STATED EXERCISE:
Copy the data precisely, keeping every character.

INFORMATION PROVIDED:
— start —
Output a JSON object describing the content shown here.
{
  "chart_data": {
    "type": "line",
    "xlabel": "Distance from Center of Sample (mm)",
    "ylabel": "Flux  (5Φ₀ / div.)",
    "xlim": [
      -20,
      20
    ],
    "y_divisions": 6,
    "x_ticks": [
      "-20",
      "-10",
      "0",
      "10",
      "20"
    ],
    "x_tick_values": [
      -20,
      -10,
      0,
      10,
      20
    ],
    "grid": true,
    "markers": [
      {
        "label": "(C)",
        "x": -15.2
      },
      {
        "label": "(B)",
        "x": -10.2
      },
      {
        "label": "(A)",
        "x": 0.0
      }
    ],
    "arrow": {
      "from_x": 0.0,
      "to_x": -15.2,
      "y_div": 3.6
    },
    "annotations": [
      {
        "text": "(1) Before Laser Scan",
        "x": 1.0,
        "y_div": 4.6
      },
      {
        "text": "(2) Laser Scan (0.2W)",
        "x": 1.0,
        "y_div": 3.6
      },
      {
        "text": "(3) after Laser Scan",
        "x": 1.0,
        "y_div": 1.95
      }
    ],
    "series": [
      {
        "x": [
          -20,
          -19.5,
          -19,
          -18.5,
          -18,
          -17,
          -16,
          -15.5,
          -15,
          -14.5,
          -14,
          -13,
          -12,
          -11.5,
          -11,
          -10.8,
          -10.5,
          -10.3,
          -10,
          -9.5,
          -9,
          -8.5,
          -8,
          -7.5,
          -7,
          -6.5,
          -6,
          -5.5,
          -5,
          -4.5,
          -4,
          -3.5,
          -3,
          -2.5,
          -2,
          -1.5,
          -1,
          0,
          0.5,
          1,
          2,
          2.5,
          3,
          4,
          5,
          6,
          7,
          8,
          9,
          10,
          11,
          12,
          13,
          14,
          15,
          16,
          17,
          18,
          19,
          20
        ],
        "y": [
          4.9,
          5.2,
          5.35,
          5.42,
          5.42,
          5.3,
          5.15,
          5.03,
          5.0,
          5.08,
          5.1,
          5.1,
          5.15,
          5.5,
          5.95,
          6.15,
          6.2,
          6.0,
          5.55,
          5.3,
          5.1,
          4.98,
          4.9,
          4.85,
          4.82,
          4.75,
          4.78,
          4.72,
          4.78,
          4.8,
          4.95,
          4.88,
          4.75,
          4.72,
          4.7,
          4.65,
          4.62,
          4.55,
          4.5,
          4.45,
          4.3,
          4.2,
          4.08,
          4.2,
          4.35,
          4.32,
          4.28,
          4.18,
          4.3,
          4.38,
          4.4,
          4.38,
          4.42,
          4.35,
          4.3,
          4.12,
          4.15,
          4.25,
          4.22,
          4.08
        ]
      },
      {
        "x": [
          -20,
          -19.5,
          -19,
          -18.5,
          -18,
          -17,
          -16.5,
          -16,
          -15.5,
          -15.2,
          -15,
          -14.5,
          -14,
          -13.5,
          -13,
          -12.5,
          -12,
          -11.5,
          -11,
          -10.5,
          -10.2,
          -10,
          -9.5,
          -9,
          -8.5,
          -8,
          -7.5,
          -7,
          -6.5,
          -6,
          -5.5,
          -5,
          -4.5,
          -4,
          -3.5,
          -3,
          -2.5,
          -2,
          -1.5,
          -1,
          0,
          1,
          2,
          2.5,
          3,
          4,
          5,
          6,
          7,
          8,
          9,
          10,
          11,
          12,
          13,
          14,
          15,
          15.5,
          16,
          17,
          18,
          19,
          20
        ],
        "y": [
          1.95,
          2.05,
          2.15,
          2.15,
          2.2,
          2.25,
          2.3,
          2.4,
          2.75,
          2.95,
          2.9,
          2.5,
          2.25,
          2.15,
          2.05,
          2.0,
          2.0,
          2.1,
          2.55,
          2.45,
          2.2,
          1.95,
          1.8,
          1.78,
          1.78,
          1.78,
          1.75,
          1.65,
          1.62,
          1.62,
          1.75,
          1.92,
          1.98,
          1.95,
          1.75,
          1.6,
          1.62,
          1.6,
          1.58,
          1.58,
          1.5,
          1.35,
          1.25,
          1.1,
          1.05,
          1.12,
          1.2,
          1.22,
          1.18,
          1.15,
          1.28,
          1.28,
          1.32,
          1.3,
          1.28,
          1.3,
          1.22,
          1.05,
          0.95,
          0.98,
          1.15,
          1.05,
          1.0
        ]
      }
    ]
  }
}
— end —
TASK ANSWER:
Output a JSON object describing the content shown here.
{
  "chart_data": {
    "type": "line",
    "xlabel": "Distance from Center of Sample (mm)",
    "ylabel": "Flux  (5Φ₀ / div.)",
    "xlim": [
      -20,
      20
    ],
    "y_divisions": 6,
    "x_ticks": [
      "-20",
      "-10",
      "0",
      "10",
      "20"
    ],
    "x_tick_values": [
      -20,
      -10,
      0,
      10,
      20
    ],
    "grid": true,
    "markers": [
      {
        "label": "(C)",
        "x": -15.2
      },
      {
        "label": "(B)",
        "x": -10.2
      },
      {
        "label": "(A)",
        "x": 0.0
      }
    ],
    "arrow": {
      "from_x": 0.0,
      "to_x": -15.2,
      "y_div": 3.6
    },
    "annotations": [
      {
        "text": "(1) Before Laser Scan",
        "x": 1.0,
        "y_div": 4.6
      },
      {
        "text": "(2) Laser Scan (0.2W)",
        "x": 1.0,
        "y_div": 3.6
      },
      {
        "text": "(3) after Laser Scan",
        "x": 1.0,
        "y_div": 1.95
      }
    ],
    "series": [
      {
        "x": [
          -20,
          -19.5,
          -19,
          -18.5,
          -18,
          -17,
          -16,
          -15.5,
          -15,
          -14.5,
          -14,
          -13,
          -12,
          -11.5,
          -11,
          -10.8,
          -10.5,
          -10.3,
          -10,
          -9.5,
          -9,
          -8.5,
          -8,
          -7.5,
          -7,
          -6.5,
          -6,
          -5.5,
          -5,
          -4.5,
          -4,
          -3.5,
          -3,
          -2.5,
          -2,
          -1.5,
          -1,
          0,
          0.5,
          1,
          2,
          2.5,
          3,
          4,
          5,
          6,
          7,
          8,
          9,
          10,
          11,
          12,
          13,
          14,
          15,
          16,
          17,
          18,
          19,
          20
        ],
        "y": [
          4.9,
          5.2,
          5.35,
          5.42,
          5.42,
          5.3,
          5.15,
          5.03,
          5.0,
          5.08,
          5.1,
          5.1,
          5.15,
          5.5,
          5.95,
          6.15,
          6.2,
          6.0,
          5.55,
          5.3,
          5.1,
          4.98,
          4.9,
          4.85,
          4.82,
          4.75,
          4.78,
          4.72,
          4.78,
          4.8,
          4.95,
          4.88,
          4.75,
          4.72,
          4.7,
          4.65,
          4.62,
          4.55,
          4.5,
          4.45,
          4.3,
          4.2,
          4.08,
          4.2,
          4.35,
          4.32,
          4.28,
          4.18,
          4.3,
          4.38,
          4.4,
          4.38,
          4.42,
          4.35,
          4.3,
          4.12,
          4.15,
          4.25,
          4.22,
          4.08
        ]
      },
      {
        "x": [
          -20,
          -19.5,
          -19,
          -18.5,
          -18,
          -17,
          -16.5,
          -16,
          -15.5,
          -15.2,
          -15,
          -14.5,
          -14,
          -13.5,
          -13,
          -12.5,
          -12,
          -11.5,
          -11,
          -10.5,
          -10.2,
          -10,
          -9.5,
          -9,
          -8.5,
          -8,
          -7.5,
          -7,
          -6.5,
          -6,
          -5.5,
          -5,
          -4.5,
          -4,
          -3.5,
          -3,
          -2.5,
          -2,
          -1.5,
          -1,
          0,
          1,
          2,
          2.5,
          3,
          4,
          5,
          6,
          7,
          8,
          9,
          10,
          11,
          12,
          13,
          14,
          15,
          15.5,
          16,
          17,
          18,
          19,
          20
        ],
        "y": [
          1.95,
          2.05,
          2.15,
          2.15,
          2.2,
          2.25,
          2.3,
          2.4,
          2.75,
          2.95,
          2.9,
          2.5,
          2.25,
          2.15,
          2.05,
          2.0,
          2.0,
          2.1,
          2.55,
          2.45,
          2.2,
          1.95,
          1.8,
          1.78,
          1.78,
          1.78,
          1.75,
          1.65,
          1.62,
          1.62,
          1.75,
          1.92,
          1.98,
          1.95,
          1.75,
          1.6,
          1.62,
          1.6,
          1.58,
          1.58,
          1.5,
          1.35,
          1.25,
          1.1,
          1.05,
          1.12,
          1.2,
          1.22,
          1.18,
          1.15,
          1.28,
          1.28,
          1.32,
          1.3,
          1.28,
          1.3,
          1.22,
          1.05,
          0.95,
          0.98,
          1.15,
          1.05,
          1.0
        ]
      }
    ]
  }
}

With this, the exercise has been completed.